- _Records supplied_:
###

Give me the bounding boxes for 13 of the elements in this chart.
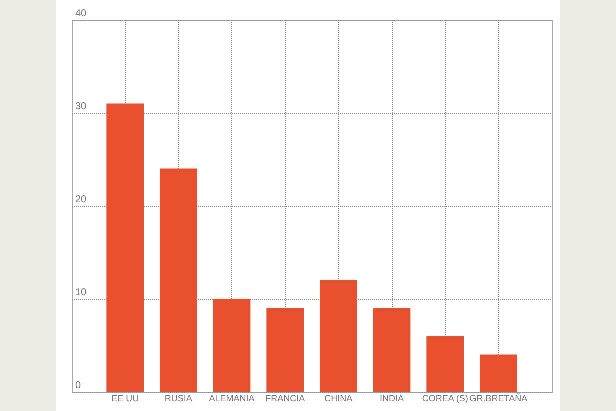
x-tick-label: COREA (S)	[422, 394, 468, 404]
y-tick-label: 20	[76, 194, 88, 206]
x-tick-label: RUSIA	[164, 394, 192, 404]
x-tick-label: CHINA	[324, 394, 353, 404]
y-tick-label: 30	[76, 102, 88, 112]
x-tick-label: FRANCIA	[266, 394, 306, 404]
x-tick-label: GR.BRETAÑA	[470, 394, 528, 404]
x-tick-label: EE UU	[112, 394, 140, 404]
x-tick-label: INDIA	[380, 394, 404, 404]
x-tick-label: ALEMANIA	[209, 394, 255, 404]
y-tick-label: 10	[76, 288, 88, 298]
y-tick-label: 40	[76, 8, 88, 20]
y-tick-label: 0	[76, 380, 82, 392]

###

- _Task details_: Write out all of the lines above again without changing anything, but omit the picture.

- _The answer_:
Give me the bounding boxes for 13 of the elements in this chart.
x-tick-label: COREA (S)	[422, 394, 468, 404]
y-tick-label: 20	[76, 194, 88, 206]
x-tick-label: RUSIA	[164, 394, 192, 404]
x-tick-label: CHINA	[324, 394, 353, 404]
y-tick-label: 30	[76, 102, 88, 112]
x-tick-label: FRANCIA	[266, 394, 306, 404]
x-tick-label: GR.BRETAÑA	[470, 394, 528, 404]
x-tick-label: EE UU	[112, 394, 140, 404]
x-tick-label: INDIA	[380, 394, 404, 404]
x-tick-label: ALEMANIA	[209, 394, 255, 404]
y-tick-label: 10	[76, 288, 88, 298]
y-tick-label: 40	[76, 8, 88, 20]
y-tick-label: 0	[76, 380, 82, 392]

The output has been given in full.